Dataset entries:
==================================================

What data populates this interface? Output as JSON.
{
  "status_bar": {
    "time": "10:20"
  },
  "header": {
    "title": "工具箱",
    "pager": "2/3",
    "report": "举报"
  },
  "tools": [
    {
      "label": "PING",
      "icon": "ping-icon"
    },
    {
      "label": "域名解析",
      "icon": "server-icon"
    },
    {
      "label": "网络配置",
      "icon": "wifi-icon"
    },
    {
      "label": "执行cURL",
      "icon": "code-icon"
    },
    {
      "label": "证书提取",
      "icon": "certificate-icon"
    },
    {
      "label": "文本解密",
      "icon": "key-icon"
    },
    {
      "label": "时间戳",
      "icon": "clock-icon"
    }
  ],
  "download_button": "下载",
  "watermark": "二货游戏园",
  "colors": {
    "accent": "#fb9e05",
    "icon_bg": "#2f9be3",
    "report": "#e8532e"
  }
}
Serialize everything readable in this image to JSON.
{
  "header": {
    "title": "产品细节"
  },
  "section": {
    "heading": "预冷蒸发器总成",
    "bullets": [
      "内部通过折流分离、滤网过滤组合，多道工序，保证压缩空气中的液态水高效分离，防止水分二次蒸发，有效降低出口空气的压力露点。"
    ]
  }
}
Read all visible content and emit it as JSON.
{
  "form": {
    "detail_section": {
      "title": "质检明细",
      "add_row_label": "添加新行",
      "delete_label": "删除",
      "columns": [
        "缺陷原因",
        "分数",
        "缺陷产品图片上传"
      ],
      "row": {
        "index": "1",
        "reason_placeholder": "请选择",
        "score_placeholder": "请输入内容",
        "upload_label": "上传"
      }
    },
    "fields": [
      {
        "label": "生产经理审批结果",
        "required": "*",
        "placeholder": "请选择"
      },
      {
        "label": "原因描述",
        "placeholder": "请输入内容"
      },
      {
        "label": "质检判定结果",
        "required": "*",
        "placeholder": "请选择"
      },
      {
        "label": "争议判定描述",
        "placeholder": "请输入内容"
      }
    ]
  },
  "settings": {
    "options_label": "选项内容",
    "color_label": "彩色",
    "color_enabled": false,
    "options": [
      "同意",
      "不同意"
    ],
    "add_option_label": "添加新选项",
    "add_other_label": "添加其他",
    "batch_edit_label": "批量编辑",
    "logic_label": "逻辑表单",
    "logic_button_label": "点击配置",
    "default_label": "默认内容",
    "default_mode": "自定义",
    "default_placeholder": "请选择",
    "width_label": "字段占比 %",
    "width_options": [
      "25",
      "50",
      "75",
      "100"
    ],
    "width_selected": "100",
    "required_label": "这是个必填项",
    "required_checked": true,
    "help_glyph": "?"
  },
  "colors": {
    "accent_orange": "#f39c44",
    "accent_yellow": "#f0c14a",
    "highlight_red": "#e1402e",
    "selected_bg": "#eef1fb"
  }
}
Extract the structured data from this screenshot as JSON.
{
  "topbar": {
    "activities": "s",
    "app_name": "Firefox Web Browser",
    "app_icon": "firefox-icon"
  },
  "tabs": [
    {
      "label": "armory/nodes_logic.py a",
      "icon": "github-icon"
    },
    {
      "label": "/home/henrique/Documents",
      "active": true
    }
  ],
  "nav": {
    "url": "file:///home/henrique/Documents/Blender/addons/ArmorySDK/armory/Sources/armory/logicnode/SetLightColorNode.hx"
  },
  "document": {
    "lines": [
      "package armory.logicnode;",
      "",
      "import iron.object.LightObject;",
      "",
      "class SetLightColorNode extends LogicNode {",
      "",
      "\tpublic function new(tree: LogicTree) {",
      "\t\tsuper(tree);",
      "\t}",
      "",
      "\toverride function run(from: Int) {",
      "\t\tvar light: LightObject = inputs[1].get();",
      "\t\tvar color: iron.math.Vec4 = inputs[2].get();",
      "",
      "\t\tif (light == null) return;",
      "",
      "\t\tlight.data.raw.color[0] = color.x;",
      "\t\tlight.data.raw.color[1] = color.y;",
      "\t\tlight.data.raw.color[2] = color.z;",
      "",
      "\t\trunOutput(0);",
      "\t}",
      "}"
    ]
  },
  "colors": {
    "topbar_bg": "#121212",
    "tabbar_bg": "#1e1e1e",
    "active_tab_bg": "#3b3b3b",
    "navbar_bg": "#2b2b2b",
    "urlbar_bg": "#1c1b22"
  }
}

==================================================

### Given task
Copy out the full set of records precisely, leaving nothing out.

### Complete output
What data populates this interface? Output as JSON.
{
  "status_bar": {
    "time": "10:20"
  },
  "header": {
    "title": "工具箱",
    "pager": "2/3",
    "report": "举报"
  },
  "tools": [
    {
      "label": "PING",
      "icon": "ping-icon"
    },
    {
      "label": "域名解析",
      "icon": "server-icon"
    },
    {
      "label": "网络配置",
      "icon": "wifi-icon"
    },
    {
      "label": "执行cURL",
      "icon": "code-icon"
    },
    {
      "label": "证书提取",
      "icon": "certificate-icon"
    },
    {
      "label": "文本解密",
      "icon": "key-icon"
    },
    {
      "label": "时间戳",
      "icon": "clock-icon"
    }
  ],
  "download_button": "下载",
  "watermark": "二货游戏园",
  "colors": {
    "accent": "#fb9e05",
    "icon_bg": "#2f9be3",
    "report": "#e8532e"
  }
}
Serialize everything readable in this image to JSON.
{
  "header": {
    "title": "产品细节"
  },
  "section": {
    "heading": "预冷蒸发器总成",
    "bullets": [
      "内部通过折流分离、滤网过滤组合，多道工序，保证压缩空气中的液态水高效分离，防止水分二次蒸发，有效降低出口空气的压力露点。"
    ]
  }
}
Read all visible content and emit it as JSON.
{
  "form": {
    "detail_section": {
      "title": "质检明细",
      "add_row_label": "添加新行",
      "delete_label": "删除",
      "columns": [
        "缺陷原因",
        "分数",
        "缺陷产品图片上传"
      ],
      "row": {
        "index": "1",
        "reason_placeholder": "请选择",
        "score_placeholder": "请输入内容",
        "upload_label": "上传"
      }
    },
    "fields": [
      {
        "label": "生产经理审批结果",
        "required": "*",
        "placeholder": "请选择"
      },
      {
        "label": "原因描述",
        "placeholder": "请输入内容"
      },
      {
        "label": "质检判定结果",
        "required": "*",
        "placeholder": "请选择"
      },
      {
        "label": "争议判定描述",
        "placeholder": "请输入内容"
      }
    ]
  },
  "settings": {
    "options_label": "选项内容",
    "color_label": "彩色",
    "color_enabled": false,
    "options": [
      "同意",
      "不同意"
    ],
    "add_option_label": "添加新选项",
    "add_other_label": "添加其他",
    "batch_edit_label": "批量编辑",
    "logic_label": "逻辑表单",
    "logic_button_label": "点击配置",
    "default_label": "默认内容",
    "default_mode": "自定义",
    "default_placeholder": "请选择",
    "width_label": "字段占比 %",
    "width_options": [
      "25",
      "50",
      "75",
      "100"
    ],
    "width_selected": "100",
    "required_label": "这是个必填项",
    "required_checked": true,
    "help_glyph": "?"
  },
  "colors": {
    "accent_orange": "#f39c44",
    "accent_yellow": "#f0c14a",
    "highlight_red": "#e1402e",
    "selected_bg": "#eef1fb"
  }
}
Extract the structured data from this screenshot as JSON.
{
  "topbar": {
    "activities": "s",
    "app_name": "Firefox Web Browser",
    "app_icon": "firefox-icon"
  },
  "tabs": [
    {
      "label": "armory/nodes_logic.py a",
      "icon": "github-icon"
    },
    {
      "label": "/home/henrique/Documents",
      "active": true
    }
  ],
  "nav": {
    "url": "file:///home/henrique/Documents/Blender/addons/ArmorySDK/armory/Sources/armory/logicnode/SetLightColorNode.hx"
  },
  "document": {
    "lines": [
      "package armory.logicnode;",
      "",
      "import iron.object.LightObject;",
      "",
      "class SetLightColorNode extends LogicNode {",
      "",
      "\tpublic function new(tree: LogicTree) {",
      "\t\tsuper(tree);",
      "\t}",
      "",
      "\toverride function run(from: Int) {",
      "\t\tvar light: LightObject = inputs[1].get();",
      "\t\tvar color: iron.math.Vec4 = inputs[2].get();",
      "",
      "\t\tif (light == null) return;",
      "",
      "\t\tlight.data.raw.color[0] = color.x;",
      "\t\tlight.data.raw.color[1] = color.y;",
      "\t\tlight.data.raw.color[2] = color.z;",
      "",
      "\t\trunOutput(0);",
      "\t}",
      "}"
    ]
  },
  "colors": {
    "topbar_bg": "#121212",
    "tabbar_bg": "#1e1e1e",
    "active_tab_bg": "#3b3b3b",
    "navbar_bg": "#2b2b2b",
    "urlbar_bg": "#1c1b22"
  }
}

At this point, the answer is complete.